>> begin

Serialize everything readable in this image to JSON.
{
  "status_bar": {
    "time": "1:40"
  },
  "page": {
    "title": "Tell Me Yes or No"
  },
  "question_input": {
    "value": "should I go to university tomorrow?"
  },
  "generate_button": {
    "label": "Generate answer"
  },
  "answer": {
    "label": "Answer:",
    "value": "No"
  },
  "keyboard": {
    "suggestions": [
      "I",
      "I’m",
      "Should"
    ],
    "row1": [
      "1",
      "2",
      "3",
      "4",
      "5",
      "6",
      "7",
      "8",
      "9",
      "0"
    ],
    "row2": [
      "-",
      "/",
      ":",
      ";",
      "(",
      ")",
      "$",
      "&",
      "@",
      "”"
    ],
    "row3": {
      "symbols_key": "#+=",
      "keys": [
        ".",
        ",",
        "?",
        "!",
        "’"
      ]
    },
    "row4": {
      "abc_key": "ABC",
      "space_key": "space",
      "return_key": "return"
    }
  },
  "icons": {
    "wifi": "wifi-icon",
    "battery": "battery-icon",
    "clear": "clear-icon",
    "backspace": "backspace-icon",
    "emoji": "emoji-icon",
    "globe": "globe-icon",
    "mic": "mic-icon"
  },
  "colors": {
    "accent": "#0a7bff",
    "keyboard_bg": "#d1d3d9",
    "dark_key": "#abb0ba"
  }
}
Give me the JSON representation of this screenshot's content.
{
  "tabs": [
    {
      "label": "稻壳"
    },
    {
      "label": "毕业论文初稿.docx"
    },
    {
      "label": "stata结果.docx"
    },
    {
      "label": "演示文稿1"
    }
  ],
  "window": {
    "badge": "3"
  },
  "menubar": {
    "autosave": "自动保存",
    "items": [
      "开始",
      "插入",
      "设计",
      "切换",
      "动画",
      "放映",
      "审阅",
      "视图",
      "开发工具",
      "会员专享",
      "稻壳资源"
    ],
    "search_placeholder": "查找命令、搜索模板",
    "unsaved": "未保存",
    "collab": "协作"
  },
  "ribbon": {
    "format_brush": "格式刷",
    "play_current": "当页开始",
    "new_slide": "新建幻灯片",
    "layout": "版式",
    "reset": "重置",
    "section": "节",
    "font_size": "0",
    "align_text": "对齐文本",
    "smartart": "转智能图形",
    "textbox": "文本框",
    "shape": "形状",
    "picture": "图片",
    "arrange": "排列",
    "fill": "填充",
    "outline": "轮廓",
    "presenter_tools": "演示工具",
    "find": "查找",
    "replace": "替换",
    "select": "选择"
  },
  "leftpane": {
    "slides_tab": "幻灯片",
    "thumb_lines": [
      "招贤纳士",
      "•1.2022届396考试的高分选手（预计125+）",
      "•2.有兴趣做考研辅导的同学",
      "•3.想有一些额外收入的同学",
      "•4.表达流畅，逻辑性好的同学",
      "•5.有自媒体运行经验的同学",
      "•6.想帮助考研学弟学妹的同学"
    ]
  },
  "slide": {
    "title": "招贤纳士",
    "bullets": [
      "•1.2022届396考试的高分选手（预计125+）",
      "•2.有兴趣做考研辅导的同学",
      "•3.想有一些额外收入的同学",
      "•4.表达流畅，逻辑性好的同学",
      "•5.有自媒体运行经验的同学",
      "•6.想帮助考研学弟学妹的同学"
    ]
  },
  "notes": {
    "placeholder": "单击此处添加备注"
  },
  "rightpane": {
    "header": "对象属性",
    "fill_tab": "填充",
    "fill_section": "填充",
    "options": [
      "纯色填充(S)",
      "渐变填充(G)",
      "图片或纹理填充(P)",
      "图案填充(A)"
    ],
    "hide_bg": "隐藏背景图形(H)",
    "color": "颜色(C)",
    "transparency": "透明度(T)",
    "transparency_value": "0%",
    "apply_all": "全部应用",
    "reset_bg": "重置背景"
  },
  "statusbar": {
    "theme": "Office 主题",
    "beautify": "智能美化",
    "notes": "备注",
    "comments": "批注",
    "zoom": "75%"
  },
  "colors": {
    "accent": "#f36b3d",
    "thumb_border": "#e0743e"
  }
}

>> end

• EXERCISE DIRECTIONS: Check each line above for the word "docx" and copy the ones that have it.

• COMPLETE RESPONSE:
      "label": "毕业论文初稿.docx"
      "label": "stata结果.docx"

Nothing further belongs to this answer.